### EXERCISE BRIEF
Restate all of the entries exactly, dropping any pictures they hold.
##############################
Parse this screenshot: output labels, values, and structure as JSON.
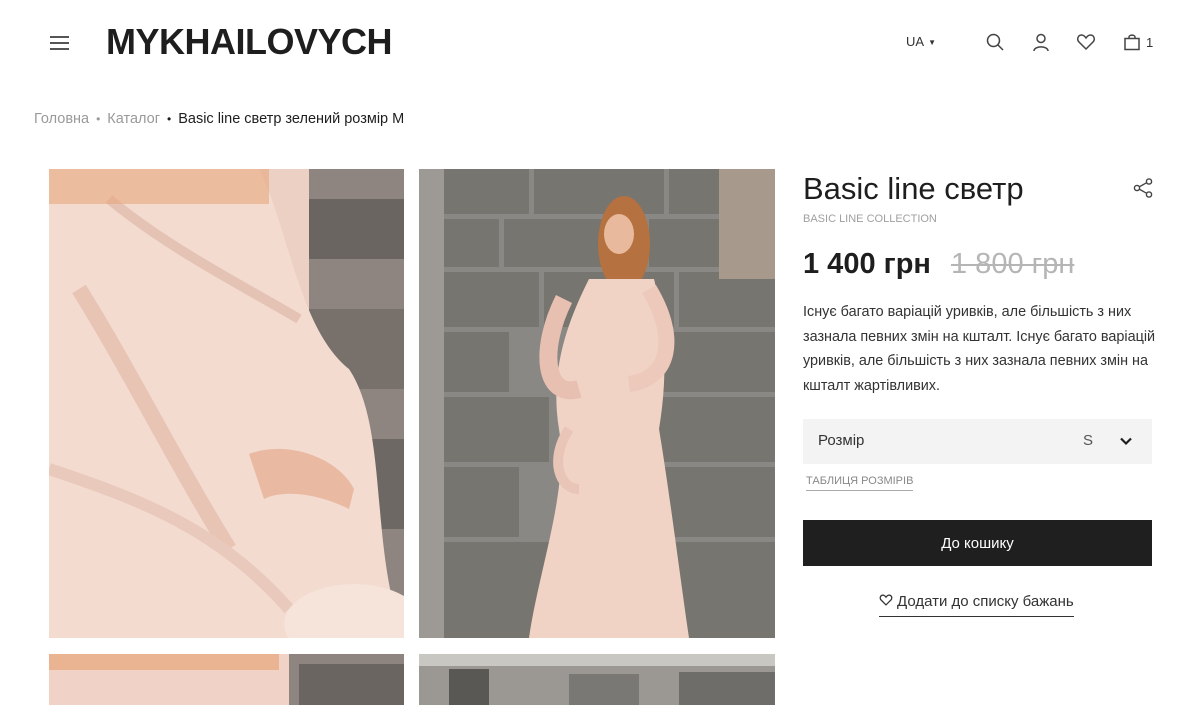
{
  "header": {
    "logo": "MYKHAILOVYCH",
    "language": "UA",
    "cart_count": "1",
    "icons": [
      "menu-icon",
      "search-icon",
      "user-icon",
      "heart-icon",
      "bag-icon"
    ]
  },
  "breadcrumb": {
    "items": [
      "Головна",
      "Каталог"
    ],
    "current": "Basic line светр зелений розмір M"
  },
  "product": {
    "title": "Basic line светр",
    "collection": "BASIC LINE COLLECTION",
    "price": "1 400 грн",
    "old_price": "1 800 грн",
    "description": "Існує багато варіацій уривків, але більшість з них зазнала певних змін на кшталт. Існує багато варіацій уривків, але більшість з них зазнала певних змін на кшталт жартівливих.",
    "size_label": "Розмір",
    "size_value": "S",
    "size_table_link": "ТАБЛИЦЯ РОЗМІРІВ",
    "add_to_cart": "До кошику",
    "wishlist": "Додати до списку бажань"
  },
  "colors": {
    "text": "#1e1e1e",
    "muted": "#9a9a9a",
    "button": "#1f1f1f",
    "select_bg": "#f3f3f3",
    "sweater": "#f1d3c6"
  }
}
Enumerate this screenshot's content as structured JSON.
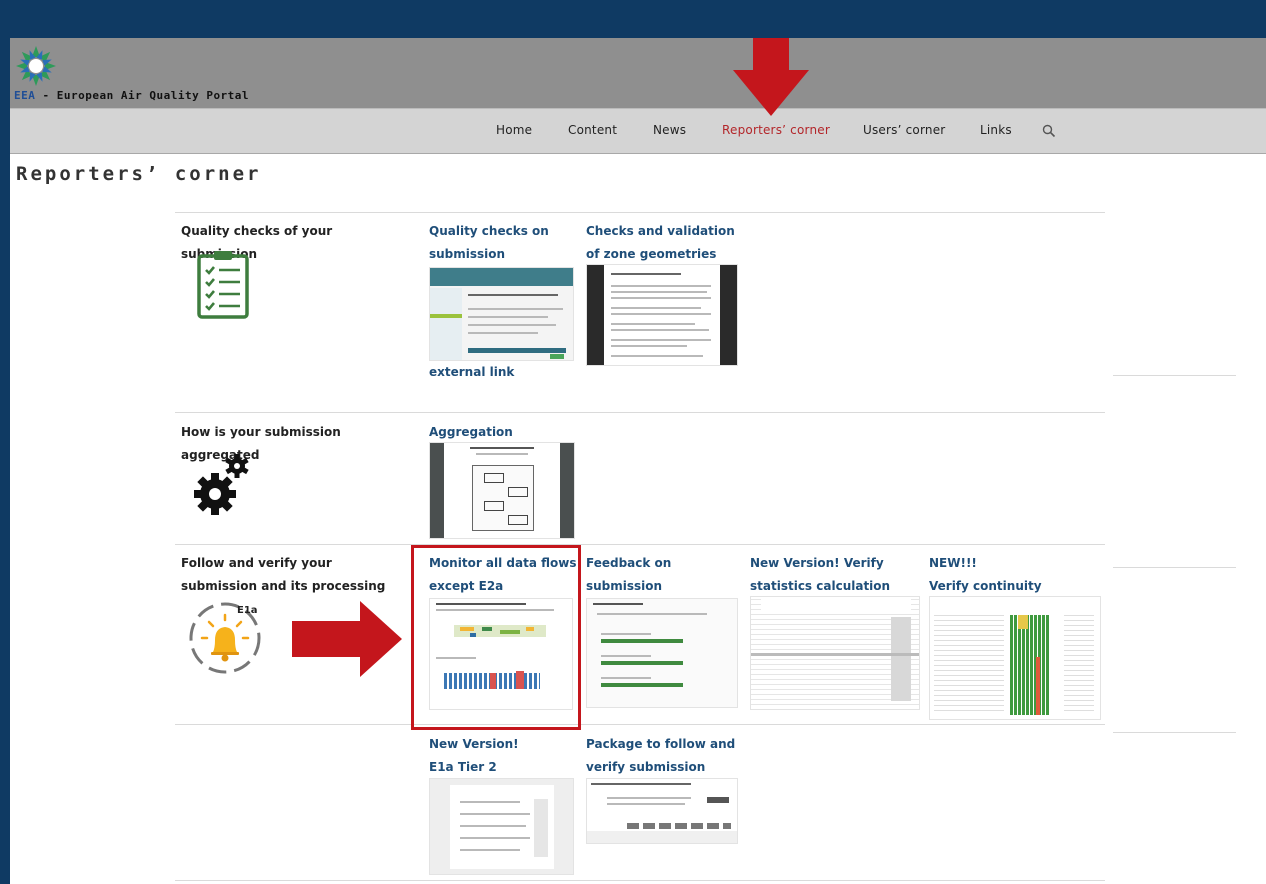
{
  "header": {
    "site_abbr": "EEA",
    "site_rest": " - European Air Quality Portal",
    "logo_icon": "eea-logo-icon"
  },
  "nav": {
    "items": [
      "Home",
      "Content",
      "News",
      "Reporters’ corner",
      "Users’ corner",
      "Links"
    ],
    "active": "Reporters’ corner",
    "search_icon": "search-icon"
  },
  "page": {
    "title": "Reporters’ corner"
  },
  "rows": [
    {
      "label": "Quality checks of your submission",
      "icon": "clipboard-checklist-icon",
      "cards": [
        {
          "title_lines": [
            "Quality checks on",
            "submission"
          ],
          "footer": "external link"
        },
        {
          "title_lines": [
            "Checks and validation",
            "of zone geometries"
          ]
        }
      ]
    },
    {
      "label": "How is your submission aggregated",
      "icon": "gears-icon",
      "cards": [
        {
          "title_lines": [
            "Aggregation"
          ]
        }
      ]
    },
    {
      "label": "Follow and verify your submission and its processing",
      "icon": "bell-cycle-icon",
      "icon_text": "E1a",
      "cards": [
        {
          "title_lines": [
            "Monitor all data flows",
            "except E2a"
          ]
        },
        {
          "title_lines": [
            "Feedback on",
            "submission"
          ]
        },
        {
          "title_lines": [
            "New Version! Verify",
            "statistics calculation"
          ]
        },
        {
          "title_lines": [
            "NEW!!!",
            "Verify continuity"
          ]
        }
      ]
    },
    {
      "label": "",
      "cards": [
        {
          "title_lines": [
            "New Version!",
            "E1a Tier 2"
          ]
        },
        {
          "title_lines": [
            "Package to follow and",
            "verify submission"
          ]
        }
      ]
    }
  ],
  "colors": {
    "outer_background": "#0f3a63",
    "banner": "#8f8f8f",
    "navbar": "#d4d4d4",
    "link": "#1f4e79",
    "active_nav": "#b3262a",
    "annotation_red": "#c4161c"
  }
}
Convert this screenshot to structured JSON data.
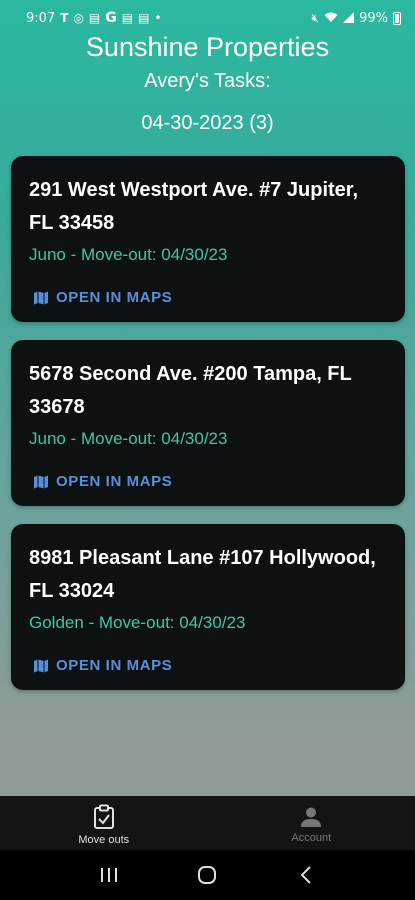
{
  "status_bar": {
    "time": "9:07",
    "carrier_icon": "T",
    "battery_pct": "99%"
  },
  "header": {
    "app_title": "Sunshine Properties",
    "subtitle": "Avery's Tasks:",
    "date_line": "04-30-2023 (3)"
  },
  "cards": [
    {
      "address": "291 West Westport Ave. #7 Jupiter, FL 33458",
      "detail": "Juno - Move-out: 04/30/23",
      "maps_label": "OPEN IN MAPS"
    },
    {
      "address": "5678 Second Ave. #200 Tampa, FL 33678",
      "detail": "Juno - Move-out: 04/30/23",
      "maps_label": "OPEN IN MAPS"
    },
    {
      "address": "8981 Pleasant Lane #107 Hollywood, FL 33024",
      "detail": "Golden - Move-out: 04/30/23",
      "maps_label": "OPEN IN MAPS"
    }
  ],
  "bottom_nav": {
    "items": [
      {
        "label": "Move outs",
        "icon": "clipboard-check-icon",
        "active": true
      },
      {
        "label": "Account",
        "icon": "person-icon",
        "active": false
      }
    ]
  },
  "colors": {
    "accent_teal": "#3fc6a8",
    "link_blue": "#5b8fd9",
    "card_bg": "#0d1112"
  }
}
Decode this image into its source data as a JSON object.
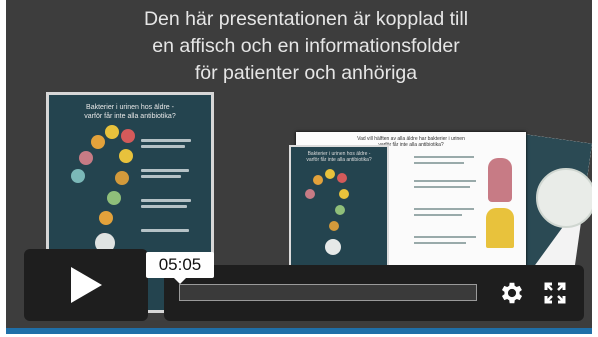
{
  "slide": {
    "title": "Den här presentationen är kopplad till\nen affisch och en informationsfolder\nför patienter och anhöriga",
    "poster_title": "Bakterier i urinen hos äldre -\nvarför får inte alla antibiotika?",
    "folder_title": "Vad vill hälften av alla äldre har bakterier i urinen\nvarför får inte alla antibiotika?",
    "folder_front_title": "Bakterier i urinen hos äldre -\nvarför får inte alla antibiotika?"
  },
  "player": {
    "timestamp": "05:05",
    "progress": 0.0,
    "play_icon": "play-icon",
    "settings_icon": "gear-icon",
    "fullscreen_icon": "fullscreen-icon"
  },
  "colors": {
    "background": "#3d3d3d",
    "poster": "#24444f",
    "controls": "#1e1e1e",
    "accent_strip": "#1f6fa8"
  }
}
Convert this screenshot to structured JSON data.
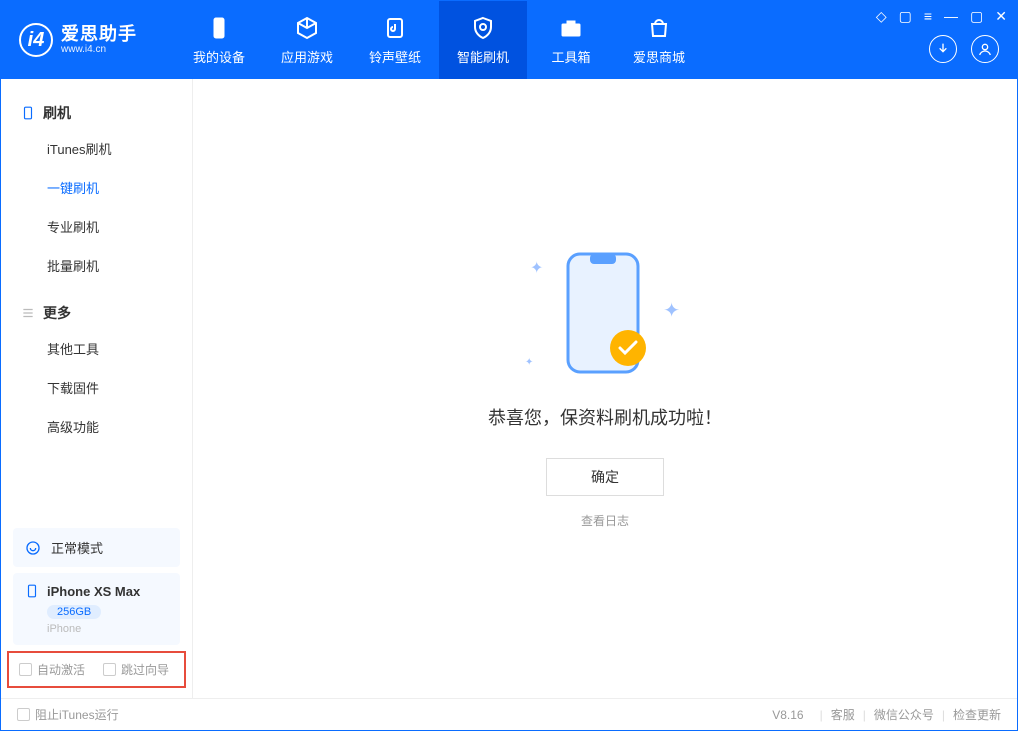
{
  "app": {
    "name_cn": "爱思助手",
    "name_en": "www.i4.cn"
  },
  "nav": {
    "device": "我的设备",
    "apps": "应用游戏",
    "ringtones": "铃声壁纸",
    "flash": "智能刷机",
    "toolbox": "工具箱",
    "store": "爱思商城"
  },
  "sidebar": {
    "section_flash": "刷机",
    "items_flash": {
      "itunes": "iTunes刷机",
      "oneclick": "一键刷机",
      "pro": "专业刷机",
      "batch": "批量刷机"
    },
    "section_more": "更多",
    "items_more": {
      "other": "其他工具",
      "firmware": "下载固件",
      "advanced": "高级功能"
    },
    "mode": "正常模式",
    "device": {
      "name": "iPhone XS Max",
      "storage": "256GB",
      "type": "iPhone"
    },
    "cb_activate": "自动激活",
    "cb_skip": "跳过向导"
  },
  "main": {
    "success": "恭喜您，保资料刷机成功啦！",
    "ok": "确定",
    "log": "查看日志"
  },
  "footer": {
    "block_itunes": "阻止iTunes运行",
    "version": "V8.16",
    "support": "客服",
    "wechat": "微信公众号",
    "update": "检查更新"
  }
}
##############################
### SOLUTION TO THIS TASK
Parse this screenshot: output labels, values, and structure as JSON.
{
  "header": {
    "logo": "MYKHAILOVYCH",
    "language": "UA",
    "cart_count": "1",
    "icons": [
      "menu-icon",
      "search-icon",
      "user-icon",
      "heart-icon",
      "bag-icon"
    ]
  },
  "breadcrumb": {
    "items": [
      "Головна",
      "Каталог"
    ],
    "current": "Basic line светр зелений розмір M"
  },
  "product": {
    "title": "Basic line светр",
    "collection": "BASIC LINE COLLECTION",
    "price": "1 400 грн",
    "old_price": "1 800 грн",
    "description": "Існує багато варіацій уривків, але більшість з них зазнала певних змін на кшталт. Існує багато варіацій уривків, але більшість з них зазнала певних змін на кшталт жартівливих.",
    "size_label": "Розмір",
    "size_value": "S",
    "size_table_link": "ТАБЛИЦЯ РОЗМІРІВ",
    "add_to_cart": "До кошику",
    "wishlist": "Додати до списку бажань"
  },
  "colors": {
    "text": "#1e1e1e",
    "muted": "#9a9a9a",
    "button": "#1f1f1f",
    "select_bg": "#f3f3f3",
    "sweater": "#f1d3c6"
  }
}
Enumerate this screenshot's content as structured JSON.
{
  "header": {
    "site_abbr": "EEA",
    "site_rest": " - European Air Quality Portal",
    "logo_icon": "eea-logo-icon"
  },
  "nav": {
    "items": [
      "Home",
      "Content",
      "News",
      "Reporters’ corner",
      "Users’ corner",
      "Links"
    ],
    "active": "Reporters’ corner",
    "search_icon": "search-icon"
  },
  "page": {
    "title": "Reporters’ corner"
  },
  "rows": [
    {
      "label": "Quality checks of your submission",
      "icon": "clipboard-checklist-icon",
      "cards": [
        {
          "title_lines": [
            "Quality checks on",
            "submission"
          ],
          "footer": "external link"
        },
        {
          "title_lines": [
            "Checks and validation",
            "of zone geometries"
          ]
        }
      ]
    },
    {
      "label": "How is your submission aggregated",
      "icon": "gears-icon",
      "cards": [
        {
          "title_lines": [
            "Aggregation"
          ]
        }
      ]
    },
    {
      "label": "Follow and verify your submission and its processing",
      "icon": "bell-cycle-icon",
      "icon_text": "E1a",
      "cards": [
        {
          "title_lines": [
            "Monitor all data flows",
            "except E2a"
          ]
        },
        {
          "title_lines": [
            "Feedback on",
            "submission"
          ]
        },
        {
          "title_lines": [
            "New Version! Verify",
            "statistics calculation"
          ]
        },
        {
          "title_lines": [
            "NEW!!!",
            "Verify continuity"
          ]
        }
      ]
    },
    {
      "label": "",
      "cards": [
        {
          "title_lines": [
            "New Version!",
            "E1a Tier 2"
          ]
        },
        {
          "title_lines": [
            "Package to follow and",
            "verify submission"
          ]
        }
      ]
    }
  ],
  "colors": {
    "outer_background": "#0f3a63",
    "banner": "#8f8f8f",
    "navbar": "#d4d4d4",
    "link": "#1f4e79",
    "active_nav": "#b3262a",
    "annotation_red": "#c4161c"
  }
}
Convert this screenshot to structured JSON data.
{
  "status_bar": {
    "time": "9:07",
    "carrier_icon": "T",
    "battery_pct": "99%"
  },
  "header": {
    "app_title": "Sunshine Properties",
    "subtitle": "Avery's Tasks:",
    "date_line": "04-30-2023 (3)"
  },
  "cards": [
    {
      "address": "291 West Westport Ave. #7 Jupiter, FL 33458",
      "detail": "Juno - Move-out: 04/30/23",
      "maps_label": "OPEN IN MAPS"
    },
    {
      "address": "5678 Second Ave. #200 Tampa, FL 33678",
      "detail": "Juno - Move-out: 04/30/23",
      "maps_label": "OPEN IN MAPS"
    },
    {
      "address": "8981 Pleasant Lane #107 Hollywood, FL 33024",
      "detail": "Golden - Move-out: 04/30/23",
      "maps_label": "OPEN IN MAPS"
    }
  ],
  "bottom_nav": {
    "items": [
      {
        "label": "Move outs",
        "icon": "clipboard-check-icon",
        "active": true
      },
      {
        "label": "Account",
        "icon": "person-icon",
        "active": false
      }
    ]
  },
  "colors": {
    "accent_teal": "#3fc6a8",
    "link_blue": "#5b8fd9",
    "card_bg": "#0d1112"
  }
}
Decode this image into its source data as a JSON object.
{
  "slide": {
    "title": "Den här presentationen är kopplad till\nen affisch och en informationsfolder\nför patienter och anhöriga",
    "poster_title": "Bakterier i urinen hos äldre -\nvarför får inte alla antibiotika?",
    "folder_title": "Vad vill hälften av alla äldre har bakterier i urinen\nvarför får inte alla antibiotika?",
    "folder_front_title": "Bakterier i urinen hos äldre -\nvarför får inte alla antibiotika?"
  },
  "player": {
    "timestamp": "05:05",
    "progress": 0.0,
    "play_icon": "play-icon",
    "settings_icon": "gear-icon",
    "fullscreen_icon": "fullscreen-icon"
  },
  "colors": {
    "background": "#3d3d3d",
    "poster": "#24444f",
    "controls": "#1e1e1e",
    "accent_strip": "#1f6fa8"
  }
}
Convert this screenshot to structured JSON data.
{
  "app": {
    "name_cn": "爱思助手",
    "name_en": "www.i4.cn"
  },
  "nav": {
    "device": "我的设备",
    "apps": "应用游戏",
    "ringtones": "铃声壁纸",
    "flash": "智能刷机",
    "toolbox": "工具箱",
    "store": "爱思商城"
  },
  "sidebar": {
    "section_flash": "刷机",
    "items_flash": {
      "itunes": "iTunes刷机",
      "oneclick": "一键刷机",
      "pro": "专业刷机",
      "batch": "批量刷机"
    },
    "section_more": "更多",
    "items_more": {
      "other": "其他工具",
      "firmware": "下载固件",
      "advanced": "高级功能"
    },
    "mode": "正常模式",
    "device": {
      "name": "iPhone XS Max",
      "storage": "256GB",
      "type": "iPhone"
    },
    "cb_activate": "自动激活",
    "cb_skip": "跳过向导"
  },
  "main": {
    "success": "恭喜您，保资料刷机成功啦！",
    "ok": "确定",
    "log": "查看日志"
  },
  "footer": {
    "block_itunes": "阻止iTunes运行",
    "version": "V8.16",
    "support": "客服",
    "wechat": "微信公众号",
    "update": "检查更新"
  }
}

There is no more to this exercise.